[SOURCE RECORDS]
--------------------------------------------------

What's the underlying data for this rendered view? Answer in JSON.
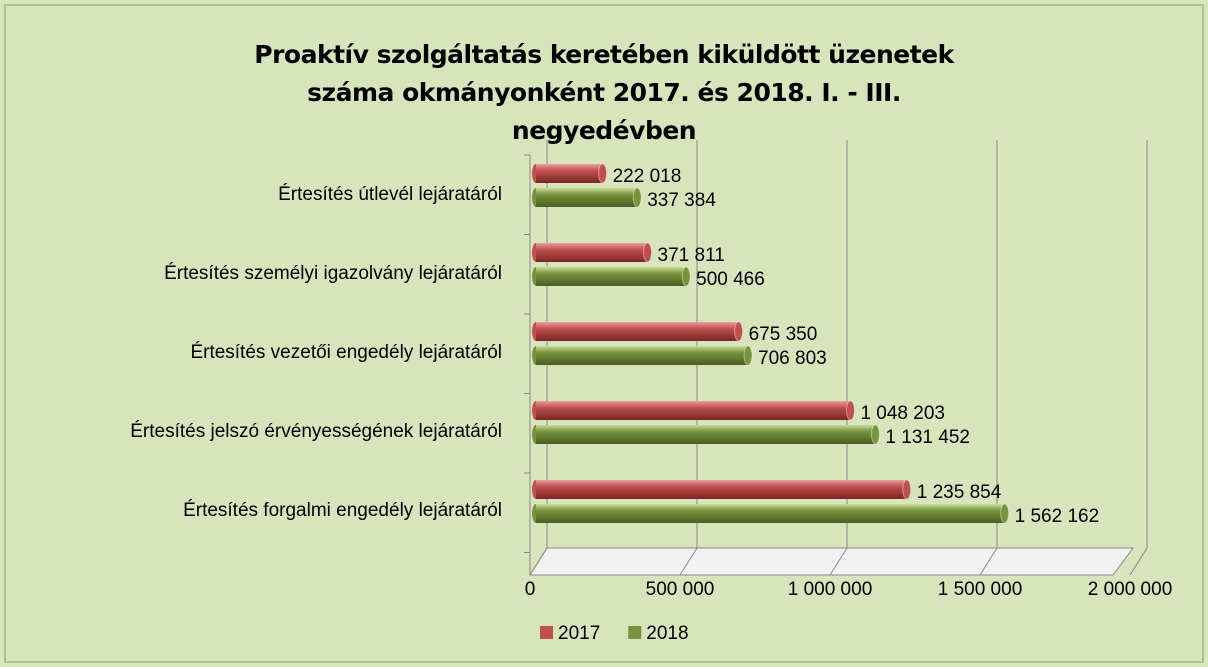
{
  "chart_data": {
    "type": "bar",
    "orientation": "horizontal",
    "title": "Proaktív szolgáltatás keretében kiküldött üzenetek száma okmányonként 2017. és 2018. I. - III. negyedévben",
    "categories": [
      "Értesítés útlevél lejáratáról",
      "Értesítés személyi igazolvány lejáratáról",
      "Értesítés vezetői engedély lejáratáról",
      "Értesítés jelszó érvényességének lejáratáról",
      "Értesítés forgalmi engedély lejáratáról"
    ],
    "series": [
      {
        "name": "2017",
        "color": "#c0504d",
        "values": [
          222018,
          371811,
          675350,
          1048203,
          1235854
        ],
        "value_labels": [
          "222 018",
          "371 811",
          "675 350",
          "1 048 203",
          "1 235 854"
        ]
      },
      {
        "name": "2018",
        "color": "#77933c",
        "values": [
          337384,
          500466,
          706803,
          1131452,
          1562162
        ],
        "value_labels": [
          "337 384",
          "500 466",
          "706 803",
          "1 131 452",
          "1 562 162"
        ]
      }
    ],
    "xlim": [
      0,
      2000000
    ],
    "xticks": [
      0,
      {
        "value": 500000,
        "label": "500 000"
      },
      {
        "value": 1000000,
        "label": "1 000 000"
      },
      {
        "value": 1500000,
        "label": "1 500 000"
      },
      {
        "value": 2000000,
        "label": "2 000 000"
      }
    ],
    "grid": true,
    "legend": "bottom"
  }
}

--------------------------------------------------

[WHAT YOU HAVE TO DO] Repeat the material exactly as it reads, without any of its pictures.

[WORKED ANSWER]
What's the underlying data for this rendered view? Answer in JSON.
{
  "chart_data": {
    "type": "bar",
    "orientation": "horizontal",
    "title": "Proaktív szolgáltatás keretében kiküldött üzenetek száma okmányonként 2017. és 2018. I. - III. negyedévben",
    "categories": [
      "Értesítés útlevél lejáratáról",
      "Értesítés személyi igazolvány lejáratáról",
      "Értesítés vezetői engedély lejáratáról",
      "Értesítés jelszó érvényességének lejáratáról",
      "Értesítés forgalmi engedély lejáratáról"
    ],
    "series": [
      {
        "name": "2017",
        "color": "#c0504d",
        "values": [
          222018,
          371811,
          675350,
          1048203,
          1235854
        ],
        "value_labels": [
          "222 018",
          "371 811",
          "675 350",
          "1 048 203",
          "1 235 854"
        ]
      },
      {
        "name": "2018",
        "color": "#77933c",
        "values": [
          337384,
          500466,
          706803,
          1131452,
          1562162
        ],
        "value_labels": [
          "337 384",
          "500 466",
          "706 803",
          "1 131 452",
          "1 562 162"
        ]
      }
    ],
    "xlim": [
      0,
      2000000
    ],
    "xticks": [
      0,
      {
        "value": 500000,
        "label": "500 000"
      },
      {
        "value": 1000000,
        "label": "1 000 000"
      },
      {
        "value": 1500000,
        "label": "1 500 000"
      },
      {
        "value": 2000000,
        "label": "2 000 000"
      }
    ],
    "grid": true,
    "legend": "bottom"
  }
}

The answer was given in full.